• RECORDS SUPPLIED
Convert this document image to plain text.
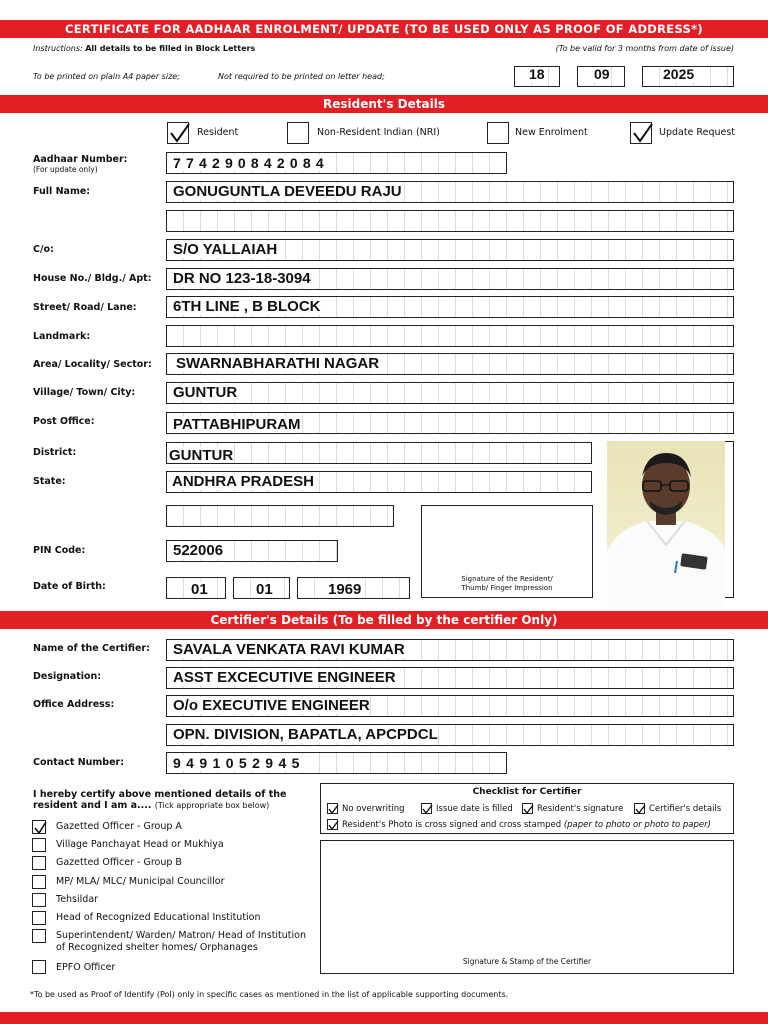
CERTIFICATE FOR AADHAAR ENROLMENT/ UPDATE (TO BE USED ONLY AS PROOF OF ADDRESS*)
Instructions: All details to be filled in Block Letters	(To be valid for 3 months from date of issue)
To be printed on plain A4 paper size;	Not required to be printed on letter head;	18	09	2025
Resident's Details
Resident	Non-Resident Indian (NRI)	New Enrolment	Update Request
Aadhaar Number:
(For update only)	774290842084
Full Name:	GONUGUNTLA DEVEEDU RAJU
C/o:	S/O YALLAIAH
House No./ Bldg./ Apt:	DR NO 123-18-3094
Street/ Road/ Lane:	6TH LINE , B BLOCK
Landmark:
Area/ Locality/ Sector:	SWARNABHARATHI NAGAR
Village/ Town/ City:	GUNTUR
Post Office:	PATTABHIPURAM
District:	GUNTUR
State:	ANDHRA PRADESH
PIN Code:	522006
Date of Birth:	01	01	1969
Signature of the Resident/ Thumb/ Finger Impression
Certifier's Details (To be filled by the certifier Only)
Name of the Certifier:	SAVALA VENKATA RAVI KUMAR
Designation:	ASST EXCECUTIVE ENGINEER
Office Address:	O/o EXECUTIVE ENGINEER
OPN. DIVISION, BAPATLA, APCPDCL
Contact Number:	9491052945
I hereby certify above mentioned details of the resident and I am a.... (Tick appropriate box below)
Gazetted Officer - Group A
Village Panchayat Head or Mukhiya
Gazetted Officer - Group B
MP/ MLA/ MLC/ Municipal Councillor
Tehsildar
Head of Recognized Educational Institution
Superintendent/ Warden/ Matron/ Head of Institution of Recognized shelter homes/ Orphanages
EPFO Officer
Checklist for Certifier
No overwriting	Issue date is filled	Resident's signature	Certifier's details
Resident's Photo is cross signed and cross stamped (paper to photo or photo to paper)
Signature & Stamp of the Certifier
*To be used as Proof of Identify (PoI) only in specific cases as mentioned in the list of applicable supporting documents.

• YOUR OBJECTIVE
Select the lines that carry the string "ENGINEER" and copy them.

• WRITTEN RESPONSE
Designation:	ASST EXCECUTIVE ENGINEER
Office Address:	O/o EXECUTIVE ENGINEER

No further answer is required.